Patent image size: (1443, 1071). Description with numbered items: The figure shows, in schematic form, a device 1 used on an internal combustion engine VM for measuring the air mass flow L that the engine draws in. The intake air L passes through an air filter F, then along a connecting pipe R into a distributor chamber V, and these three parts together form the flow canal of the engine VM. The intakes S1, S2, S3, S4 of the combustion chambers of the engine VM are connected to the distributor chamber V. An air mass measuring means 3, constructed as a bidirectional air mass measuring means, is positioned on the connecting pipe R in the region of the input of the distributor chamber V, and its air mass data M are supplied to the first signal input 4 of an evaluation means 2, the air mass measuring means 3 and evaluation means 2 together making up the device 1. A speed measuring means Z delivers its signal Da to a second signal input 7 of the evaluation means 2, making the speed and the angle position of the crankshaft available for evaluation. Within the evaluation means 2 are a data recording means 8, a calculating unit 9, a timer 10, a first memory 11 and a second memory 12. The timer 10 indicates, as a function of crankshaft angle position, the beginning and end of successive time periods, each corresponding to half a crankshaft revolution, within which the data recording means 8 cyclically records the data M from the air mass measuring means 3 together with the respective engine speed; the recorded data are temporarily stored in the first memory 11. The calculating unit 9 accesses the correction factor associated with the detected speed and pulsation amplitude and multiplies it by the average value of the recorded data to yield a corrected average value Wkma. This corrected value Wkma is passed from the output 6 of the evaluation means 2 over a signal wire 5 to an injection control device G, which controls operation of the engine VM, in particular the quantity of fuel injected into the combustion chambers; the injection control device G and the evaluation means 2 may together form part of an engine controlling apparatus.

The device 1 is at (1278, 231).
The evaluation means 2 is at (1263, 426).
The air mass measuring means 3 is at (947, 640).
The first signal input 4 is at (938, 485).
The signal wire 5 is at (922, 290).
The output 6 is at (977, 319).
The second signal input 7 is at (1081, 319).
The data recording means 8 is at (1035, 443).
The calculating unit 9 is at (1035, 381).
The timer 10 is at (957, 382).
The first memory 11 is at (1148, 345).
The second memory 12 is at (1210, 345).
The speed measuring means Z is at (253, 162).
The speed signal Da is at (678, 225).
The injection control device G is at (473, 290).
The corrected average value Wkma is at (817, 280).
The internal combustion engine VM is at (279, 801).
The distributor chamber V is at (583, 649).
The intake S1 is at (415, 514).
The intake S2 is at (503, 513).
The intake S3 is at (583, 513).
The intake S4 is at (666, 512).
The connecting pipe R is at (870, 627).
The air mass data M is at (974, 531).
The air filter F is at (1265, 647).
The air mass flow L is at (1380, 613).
----
SET TASK:
Copy everything from the start of the data above down to the line containing "The signal wire 5 is at (922, 290).", keeping both ends and changing nothing.

THE RESPONSE:
Patent image size: (1443, 1071). Description with numbered items: The figure shows, in schematic form, a device 1 used on an internal combustion engine VM for measuring the air mass flow L that the engine draws in. The intake air L passes through an air filter F, then along a connecting pipe R into a distributor chamber V, and these three parts together form the flow canal of the engine VM. The intakes S1, S2, S3, S4 of the combustion chambers of the engine VM are connected to the distributor chamber V. An air mass measuring means 3, constructed as a bidirectional air mass measuring means, is positioned on the connecting pipe R in the region of the input of the distributor chamber V, and its air mass data M are supplied to the first signal input 4 of an evaluation means 2, the air mass measuring means 3 and evaluation means 2 together making up the device 1. A speed measuring means Z delivers its signal Da to a second signal input 7 of the evaluation means 2, making the speed and the angle position of the crankshaft available for evaluation. Within the evaluation means 2 are a data recording means 8, a calculating unit 9, a timer 10, a first memory 11 and a second memory 12. The timer 10 indicates, as a function of crankshaft angle position, the beginning and end of successive time periods, each corresponding to half a crankshaft revolution, within which the data recording means 8 cyclically records the data M from the air mass measuring means 3 together with the respective engine speed; the recorded data are temporarily stored in the first memory 11. The calculating unit 9 accesses the correction factor associated with the detected speed and pulsation amplitude and multiplies it by the average value of the recorded data to yield a corrected average value Wkma. This corrected value Wkma is passed from the output 6 of the evaluation means 2 over a signal wire 5 to an injection control device G, which controls operation of the engine VM, in particular the quantity of fuel injected into the combustion chambers; the injection control device G and the evaluation means 2 may together form part of an engine controlling apparatus.

The device 1 is at (1278, 231).
The evaluation means 2 is at (1263, 426).
The air mass measuring means 3 is at (947, 640).
The first signal input 4 is at (938, 485).
The signal wire 5 is at (922, 290).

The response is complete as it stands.